◆ **What you have to do**: Repeat each entry in full, exactly.

═════ Listing

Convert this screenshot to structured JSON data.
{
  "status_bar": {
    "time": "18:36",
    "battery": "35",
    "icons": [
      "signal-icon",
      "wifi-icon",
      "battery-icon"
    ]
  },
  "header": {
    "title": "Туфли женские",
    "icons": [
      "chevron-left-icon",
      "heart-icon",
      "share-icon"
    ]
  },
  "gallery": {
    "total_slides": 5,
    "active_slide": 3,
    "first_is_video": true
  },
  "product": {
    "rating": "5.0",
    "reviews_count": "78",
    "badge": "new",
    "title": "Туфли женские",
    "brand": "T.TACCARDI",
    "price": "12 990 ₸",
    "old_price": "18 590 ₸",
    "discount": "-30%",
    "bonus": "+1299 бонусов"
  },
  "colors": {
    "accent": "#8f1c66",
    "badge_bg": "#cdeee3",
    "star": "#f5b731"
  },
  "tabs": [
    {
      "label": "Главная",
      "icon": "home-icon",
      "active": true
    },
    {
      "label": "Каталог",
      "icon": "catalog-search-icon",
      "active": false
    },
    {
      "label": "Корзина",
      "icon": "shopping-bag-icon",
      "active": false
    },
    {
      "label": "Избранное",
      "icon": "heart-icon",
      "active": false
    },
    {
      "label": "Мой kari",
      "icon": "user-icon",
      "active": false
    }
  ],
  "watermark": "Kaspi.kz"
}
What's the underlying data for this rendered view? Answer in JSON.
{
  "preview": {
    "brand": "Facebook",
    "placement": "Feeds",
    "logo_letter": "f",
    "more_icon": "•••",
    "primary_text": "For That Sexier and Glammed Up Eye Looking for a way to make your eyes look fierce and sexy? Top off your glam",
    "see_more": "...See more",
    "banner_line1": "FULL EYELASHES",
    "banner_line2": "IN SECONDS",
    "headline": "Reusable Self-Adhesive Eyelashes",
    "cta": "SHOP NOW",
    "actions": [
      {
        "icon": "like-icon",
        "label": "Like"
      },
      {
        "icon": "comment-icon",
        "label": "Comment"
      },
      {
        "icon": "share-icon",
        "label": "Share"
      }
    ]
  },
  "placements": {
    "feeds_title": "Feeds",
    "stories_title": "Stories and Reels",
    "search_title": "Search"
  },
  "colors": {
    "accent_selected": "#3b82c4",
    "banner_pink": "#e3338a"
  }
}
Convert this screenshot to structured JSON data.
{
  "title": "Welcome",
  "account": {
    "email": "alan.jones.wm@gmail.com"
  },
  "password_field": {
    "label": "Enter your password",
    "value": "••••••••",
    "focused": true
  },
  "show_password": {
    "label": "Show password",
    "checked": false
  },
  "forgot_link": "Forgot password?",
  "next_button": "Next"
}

══════════

◆ **Answer in full**:
Convert this screenshot to structured JSON data.
{
  "status_bar": {
    "time": "18:36",
    "battery": "35",
    "icons": [
      "signal-icon",
      "wifi-icon",
      "battery-icon"
    ]
  },
  "header": {
    "title": "Туфли женские",
    "icons": [
      "chevron-left-icon",
      "heart-icon",
      "share-icon"
    ]
  },
  "gallery": {
    "total_slides": 5,
    "active_slide": 3,
    "first_is_video": true
  },
  "product": {
    "rating": "5.0",
    "reviews_count": "78",
    "badge": "new",
    "title": "Туфли женские",
    "brand": "T.TACCARDI",
    "price": "12 990 ₸",
    "old_price": "18 590 ₸",
    "discount": "-30%",
    "bonus": "+1299 бонусов"
  },
  "colors": {
    "accent": "#8f1c66",
    "badge_bg": "#cdeee3",
    "star": "#f5b731"
  },
  "tabs": [
    {
      "label": "Главная",
      "icon": "home-icon",
      "active": true
    },
    {
      "label": "Каталог",
      "icon": "catalog-search-icon",
      "active": false
    },
    {
      "label": "Корзина",
      "icon": "shopping-bag-icon",
      "active": false
    },
    {
      "label": "Избранное",
      "icon": "heart-icon",
      "active": false
    },
    {
      "label": "Мой kari",
      "icon": "user-icon",
      "active": false
    }
  ],
  "watermark": "Kaspi.kz"
}
What's the underlying data for this rendered view? Answer in JSON.
{
  "preview": {
    "brand": "Facebook",
    "placement": "Feeds",
    "logo_letter": "f",
    "more_icon": "•••",
    "primary_text": "For That Sexier and Glammed Up Eye Looking for a way to make your eyes look fierce and sexy? Top off your glam",
    "see_more": "...See more",
    "banner_line1": "FULL EYELASHES",
    "banner_line2": "IN SECONDS",
    "headline": "Reusable Self-Adhesive Eyelashes",
    "cta": "SHOP NOW",
    "actions": [
      {
        "icon": "like-icon",
        "label": "Like"
      },
      {
        "icon": "comment-icon",
        "label": "Comment"
      },
      {
        "icon": "share-icon",
        "label": "Share"
      }
    ]
  },
  "placements": {
    "feeds_title": "Feeds",
    "stories_title": "Stories and Reels",
    "search_title": "Search"
  },
  "colors": {
    "accent_selected": "#3b82c4",
    "banner_pink": "#e3338a"
  }
}
Convert this screenshot to structured JSON data.
{
  "title": "Welcome",
  "account": {
    "email": "alan.jones.wm@gmail.com"
  },
  "password_field": {
    "label": "Enter your password",
    "value": "••••••••",
    "focused": true
  },
  "show_password": {
    "label": "Show password",
    "checked": false
  },
  "forgot_link": "Forgot password?",
  "next_button": "Next"
}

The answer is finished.